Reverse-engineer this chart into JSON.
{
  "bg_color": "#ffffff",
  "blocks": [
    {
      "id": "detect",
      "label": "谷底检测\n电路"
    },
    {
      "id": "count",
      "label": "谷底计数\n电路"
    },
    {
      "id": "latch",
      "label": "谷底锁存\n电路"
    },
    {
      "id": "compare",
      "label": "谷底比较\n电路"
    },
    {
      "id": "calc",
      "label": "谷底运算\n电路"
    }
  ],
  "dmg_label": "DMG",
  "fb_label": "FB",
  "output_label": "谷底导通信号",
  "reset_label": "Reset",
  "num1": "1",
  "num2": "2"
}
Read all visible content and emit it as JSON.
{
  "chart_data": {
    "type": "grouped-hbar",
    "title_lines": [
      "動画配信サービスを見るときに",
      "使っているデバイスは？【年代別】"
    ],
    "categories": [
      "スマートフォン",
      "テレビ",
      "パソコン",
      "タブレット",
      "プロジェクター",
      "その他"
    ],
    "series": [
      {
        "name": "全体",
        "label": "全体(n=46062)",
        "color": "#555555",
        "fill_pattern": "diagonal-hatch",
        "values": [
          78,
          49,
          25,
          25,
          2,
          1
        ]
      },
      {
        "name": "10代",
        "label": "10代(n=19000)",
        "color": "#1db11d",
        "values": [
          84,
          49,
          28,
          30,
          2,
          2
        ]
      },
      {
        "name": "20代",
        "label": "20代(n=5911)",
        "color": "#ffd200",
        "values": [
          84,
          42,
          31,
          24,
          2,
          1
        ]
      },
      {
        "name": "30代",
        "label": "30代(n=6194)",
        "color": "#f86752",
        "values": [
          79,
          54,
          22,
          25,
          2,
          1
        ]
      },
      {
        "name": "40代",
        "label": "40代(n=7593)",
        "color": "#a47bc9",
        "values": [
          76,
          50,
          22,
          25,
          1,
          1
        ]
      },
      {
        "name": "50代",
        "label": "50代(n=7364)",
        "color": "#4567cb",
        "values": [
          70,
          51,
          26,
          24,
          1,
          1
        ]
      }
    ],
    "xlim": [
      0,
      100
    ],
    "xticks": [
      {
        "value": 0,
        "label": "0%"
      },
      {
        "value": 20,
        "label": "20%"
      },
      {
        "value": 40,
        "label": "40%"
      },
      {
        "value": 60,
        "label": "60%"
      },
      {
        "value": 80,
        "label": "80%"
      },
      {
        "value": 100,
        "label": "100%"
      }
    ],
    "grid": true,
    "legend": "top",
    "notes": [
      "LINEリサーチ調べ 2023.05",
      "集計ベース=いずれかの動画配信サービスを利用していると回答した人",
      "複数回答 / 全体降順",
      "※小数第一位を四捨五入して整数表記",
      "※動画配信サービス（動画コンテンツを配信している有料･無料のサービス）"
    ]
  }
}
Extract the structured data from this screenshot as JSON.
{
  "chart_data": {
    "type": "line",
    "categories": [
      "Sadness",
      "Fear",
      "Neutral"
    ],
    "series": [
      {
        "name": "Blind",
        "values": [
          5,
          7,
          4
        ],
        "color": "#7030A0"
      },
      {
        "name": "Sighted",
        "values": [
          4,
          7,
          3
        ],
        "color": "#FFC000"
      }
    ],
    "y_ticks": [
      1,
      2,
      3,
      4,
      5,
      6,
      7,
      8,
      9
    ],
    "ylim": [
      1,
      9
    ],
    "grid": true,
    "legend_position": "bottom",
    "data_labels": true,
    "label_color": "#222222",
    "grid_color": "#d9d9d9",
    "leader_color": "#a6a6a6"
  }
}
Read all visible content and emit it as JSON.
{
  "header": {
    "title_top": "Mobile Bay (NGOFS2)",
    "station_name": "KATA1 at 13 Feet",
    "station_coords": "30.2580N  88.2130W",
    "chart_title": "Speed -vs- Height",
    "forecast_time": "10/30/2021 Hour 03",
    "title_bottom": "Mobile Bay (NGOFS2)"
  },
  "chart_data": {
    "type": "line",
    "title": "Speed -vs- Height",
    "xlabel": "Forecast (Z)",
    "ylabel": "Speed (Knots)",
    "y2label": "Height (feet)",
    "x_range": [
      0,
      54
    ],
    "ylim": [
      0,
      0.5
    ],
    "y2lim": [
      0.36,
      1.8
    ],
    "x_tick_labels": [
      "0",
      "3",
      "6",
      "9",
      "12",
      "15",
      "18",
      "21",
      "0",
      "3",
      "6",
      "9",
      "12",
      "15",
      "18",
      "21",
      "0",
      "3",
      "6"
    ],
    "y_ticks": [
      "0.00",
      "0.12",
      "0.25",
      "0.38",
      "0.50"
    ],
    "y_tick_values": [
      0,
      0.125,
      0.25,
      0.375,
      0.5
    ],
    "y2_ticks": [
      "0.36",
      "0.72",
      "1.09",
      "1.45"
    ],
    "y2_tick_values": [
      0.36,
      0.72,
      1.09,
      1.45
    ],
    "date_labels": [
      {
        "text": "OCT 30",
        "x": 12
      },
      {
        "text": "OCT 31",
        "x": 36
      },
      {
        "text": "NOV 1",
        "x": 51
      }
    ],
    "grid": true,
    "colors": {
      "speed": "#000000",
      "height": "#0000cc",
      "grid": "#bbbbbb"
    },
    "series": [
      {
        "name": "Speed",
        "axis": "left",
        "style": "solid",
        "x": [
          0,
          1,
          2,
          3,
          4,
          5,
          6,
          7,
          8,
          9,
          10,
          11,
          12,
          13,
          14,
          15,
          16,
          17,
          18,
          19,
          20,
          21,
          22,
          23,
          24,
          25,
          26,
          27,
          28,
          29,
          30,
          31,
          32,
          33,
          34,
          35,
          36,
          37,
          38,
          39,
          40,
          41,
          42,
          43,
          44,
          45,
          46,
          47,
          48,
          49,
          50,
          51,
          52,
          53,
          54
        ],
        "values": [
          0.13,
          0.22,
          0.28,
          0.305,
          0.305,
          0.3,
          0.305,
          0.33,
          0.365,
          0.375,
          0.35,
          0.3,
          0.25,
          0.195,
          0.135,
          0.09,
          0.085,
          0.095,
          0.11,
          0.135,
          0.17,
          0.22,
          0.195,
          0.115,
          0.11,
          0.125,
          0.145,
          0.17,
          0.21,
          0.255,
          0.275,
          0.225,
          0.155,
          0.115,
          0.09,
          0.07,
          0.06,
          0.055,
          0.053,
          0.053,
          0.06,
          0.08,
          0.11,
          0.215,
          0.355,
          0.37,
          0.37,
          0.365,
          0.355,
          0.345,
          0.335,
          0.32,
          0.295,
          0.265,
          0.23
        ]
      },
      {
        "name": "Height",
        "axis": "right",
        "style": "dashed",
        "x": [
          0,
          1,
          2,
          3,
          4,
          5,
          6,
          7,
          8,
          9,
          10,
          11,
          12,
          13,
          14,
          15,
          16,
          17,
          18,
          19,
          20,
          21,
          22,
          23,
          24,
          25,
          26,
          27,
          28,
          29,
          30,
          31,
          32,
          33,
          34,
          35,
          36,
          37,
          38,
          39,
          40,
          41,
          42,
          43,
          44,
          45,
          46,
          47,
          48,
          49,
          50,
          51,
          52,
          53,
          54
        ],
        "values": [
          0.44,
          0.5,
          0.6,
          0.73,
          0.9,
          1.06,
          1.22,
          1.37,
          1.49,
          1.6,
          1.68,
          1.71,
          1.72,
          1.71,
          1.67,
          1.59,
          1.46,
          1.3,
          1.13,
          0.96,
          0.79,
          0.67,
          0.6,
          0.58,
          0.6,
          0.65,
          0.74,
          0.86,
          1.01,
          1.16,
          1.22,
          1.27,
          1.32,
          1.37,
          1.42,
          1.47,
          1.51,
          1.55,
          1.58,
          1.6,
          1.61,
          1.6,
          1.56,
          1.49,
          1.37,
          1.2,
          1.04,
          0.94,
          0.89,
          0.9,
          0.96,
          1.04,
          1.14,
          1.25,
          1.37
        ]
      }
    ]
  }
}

------------

» **What is being asked**:
Collect, from the material above, every line containing the word "Mobile".

» **Complete output**:
    "title_top": "Mobile Bay (NGOFS2)",
    "title_bottom": "Mobile Bay (NGOFS2)"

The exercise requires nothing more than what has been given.